──────── Record set ────────

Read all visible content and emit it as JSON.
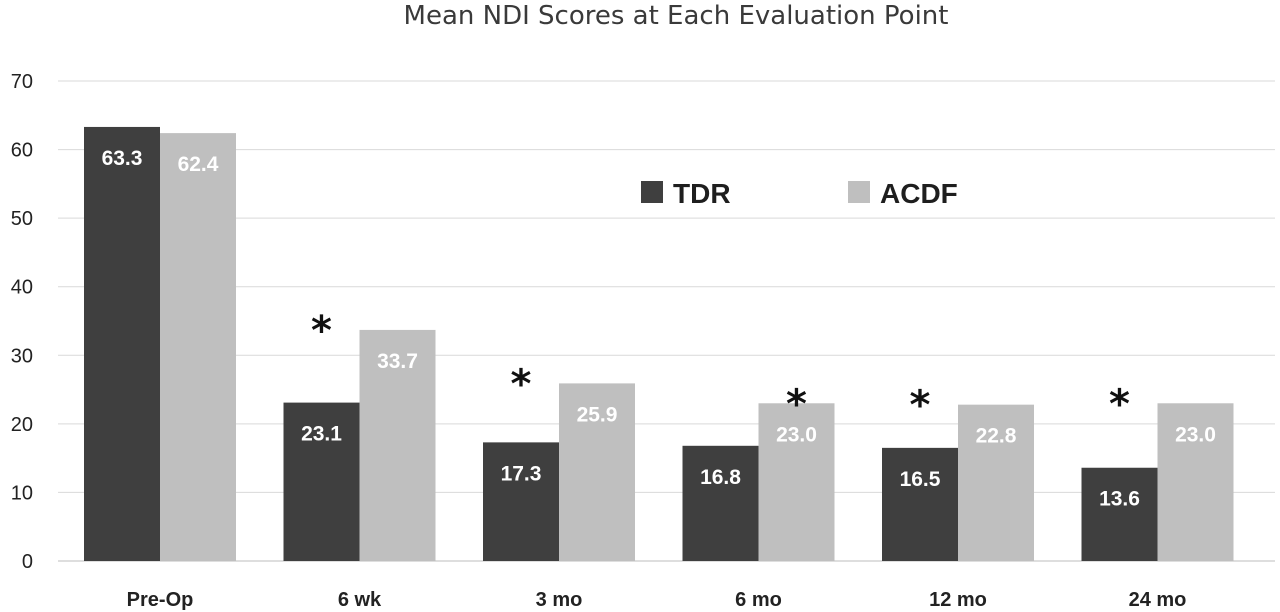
{
  "chart_data": {
    "type": "bar",
    "title": "Mean NDI Scores at Each Evaluation Point",
    "xlabel": "",
    "ylabel": "",
    "ylim": [
      0,
      70
    ],
    "yticks": [
      0,
      10,
      20,
      30,
      40,
      50,
      60,
      70
    ],
    "grid": true,
    "legend_position": "upper-center",
    "categories": [
      "Pre-Op",
      "6 wk",
      "3 mo",
      "6 mo",
      "12 mo",
      "24 mo"
    ],
    "series": [
      {
        "name": "TDR",
        "color": "#3f3f3f",
        "values": [
          63.3,
          23.1,
          17.3,
          16.8,
          16.5,
          13.6
        ],
        "labels": [
          "63.3",
          "23.1",
          "17.3",
          "16.8",
          "16.5",
          "13.6"
        ]
      },
      {
        "name": "ACDF",
        "color": "#bfbfbf",
        "values": [
          62.4,
          33.7,
          25.9,
          23.0,
          22.8,
          23.0
        ],
        "labels": [
          "62.4",
          "33.7",
          "25.9",
          "23.0",
          "22.8",
          "23.0"
        ]
      }
    ],
    "annotations": [
      {
        "category": "6 wk",
        "series": "TDR",
        "text": "*"
      },
      {
        "category": "3 mo",
        "series": "TDR",
        "text": "*"
      },
      {
        "category": "6 mo",
        "series": "ACDF",
        "text": "*"
      },
      {
        "category": "12 mo",
        "series": "TDR",
        "text": "*"
      },
      {
        "category": "24 mo",
        "series": "TDR",
        "text": "*"
      }
    ]
  }
}
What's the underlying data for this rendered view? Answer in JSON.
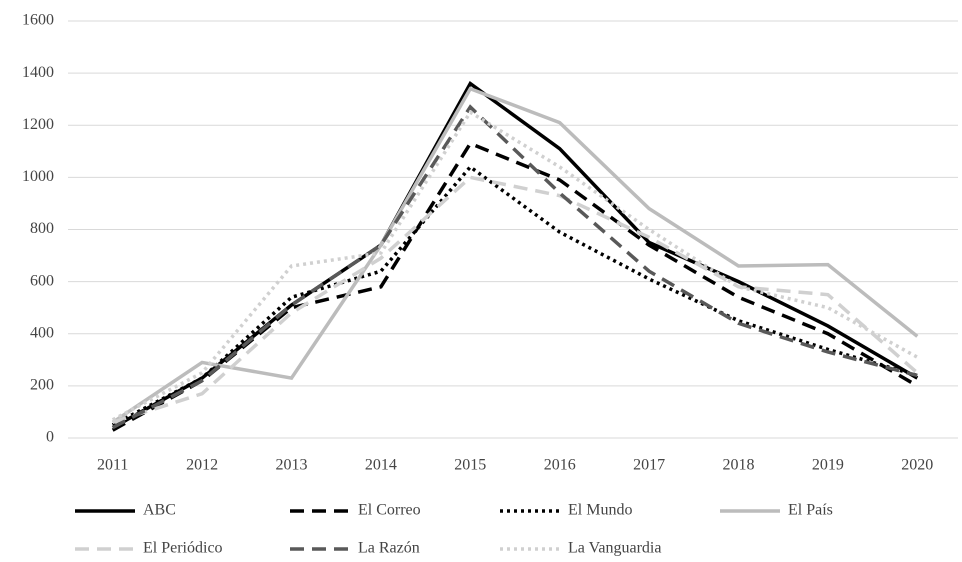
{
  "chart_data": {
    "type": "line",
    "categories": [
      "2011",
      "2012",
      "2013",
      "2014",
      "2015",
      "2016",
      "2017",
      "2018",
      "2019",
      "2020"
    ],
    "ylim": [
      0,
      1600
    ],
    "yticks": [
      0,
      200,
      400,
      600,
      800,
      1000,
      1200,
      1400,
      1600
    ],
    "grid": true,
    "legend": "bottom",
    "series": [
      {
        "name": "ABC",
        "color": "#000000",
        "dash": "solid",
        "values": [
          40,
          230,
          510,
          740,
          1360,
          1110,
          750,
          600,
          430,
          230
        ]
      },
      {
        "name": "El Correo",
        "color": "#000000",
        "dash": "dash",
        "values": [
          30,
          220,
          500,
          580,
          1130,
          990,
          740,
          540,
          400,
          200
        ]
      },
      {
        "name": "El Mundo",
        "color": "#000000",
        "dash": "dot",
        "values": [
          50,
          230,
          540,
          640,
          1040,
          790,
          610,
          450,
          340,
          240
        ]
      },
      {
        "name": "El País",
        "color": "#bcbcbc",
        "dash": "solid",
        "values": [
          60,
          290,
          230,
          740,
          1340,
          1210,
          880,
          660,
          665,
          390
        ]
      },
      {
        "name": "El Periódico",
        "color": "#d0d0d0",
        "dash": "dash",
        "values": [
          60,
          170,
          480,
          690,
          1000,
          930,
          770,
          580,
          550,
          250
        ]
      },
      {
        "name": "La Razón",
        "color": "#595959",
        "dash": "dash",
        "values": [
          40,
          220,
          510,
          740,
          1270,
          940,
          640,
          440,
          330,
          240
        ]
      },
      {
        "name": "La Vanguardia",
        "color": "#d0d0d0",
        "dash": "dot",
        "values": [
          70,
          250,
          660,
          710,
          1250,
          1040,
          800,
          580,
          500,
          310
        ]
      }
    ]
  }
}
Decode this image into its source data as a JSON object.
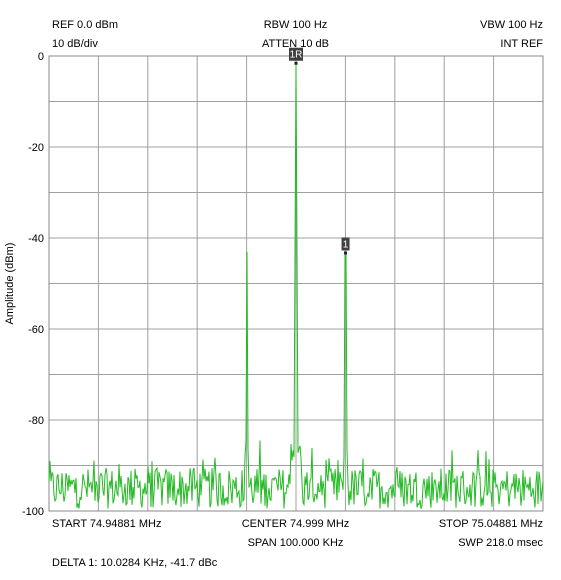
{
  "header": {
    "ref": "REF 0.0 dBm",
    "scale": "10 dB/div",
    "rbw": "RBW 100 Hz",
    "atten": "ATTEN 10 dB",
    "vbw": "VBW 100 Hz",
    "int_ref": "INT REF"
  },
  "footer": {
    "start": "START 74.94881 MHz",
    "center": "CENTER 74.999 MHz",
    "stop": "STOP 75.04881 MHz",
    "span": "SPAN 100.000 KHz",
    "sweep": "SWP 218.0 msec",
    "delta": "DELTA 1: 10.0284 KHz, -41.7 dBc"
  },
  "colors": {
    "trace": "#22bb22",
    "grid": "#a0a0a0",
    "marker_bg": "#404040",
    "marker_fg": "#ffffff"
  },
  "chart_data": {
    "type": "line",
    "ylabel": "Amplitude (dBm)",
    "ylim": [
      -100,
      0
    ],
    "yticks": [
      "0",
      "-20",
      "-40",
      "-60",
      "-80",
      "-100"
    ],
    "ytick_values": [
      0,
      -20,
      -40,
      -60,
      -80,
      -100
    ],
    "xlim_khz_offset": [
      -50,
      50
    ],
    "noise_floor_dbm": -95,
    "peaks": [
      {
        "offset_khz": -10.0,
        "level_dbm": -43
      },
      {
        "offset_khz": 0.0,
        "level_dbm": -1.7
      },
      {
        "offset_khz": 10.0284,
        "level_dbm": -43.4
      }
    ],
    "markers": [
      {
        "label": "1R",
        "offset_khz": 0.0,
        "level_dbm": -1.7
      },
      {
        "label": "1",
        "offset_khz": 10.0284,
        "level_dbm": -43.4
      }
    ]
  }
}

────────

_Task to carry out_:
Identify lines with the string "center". Copy each one.

_Output_:
    "legend_position": "upper-center",
    "center": "CENTER 74.999 MHz",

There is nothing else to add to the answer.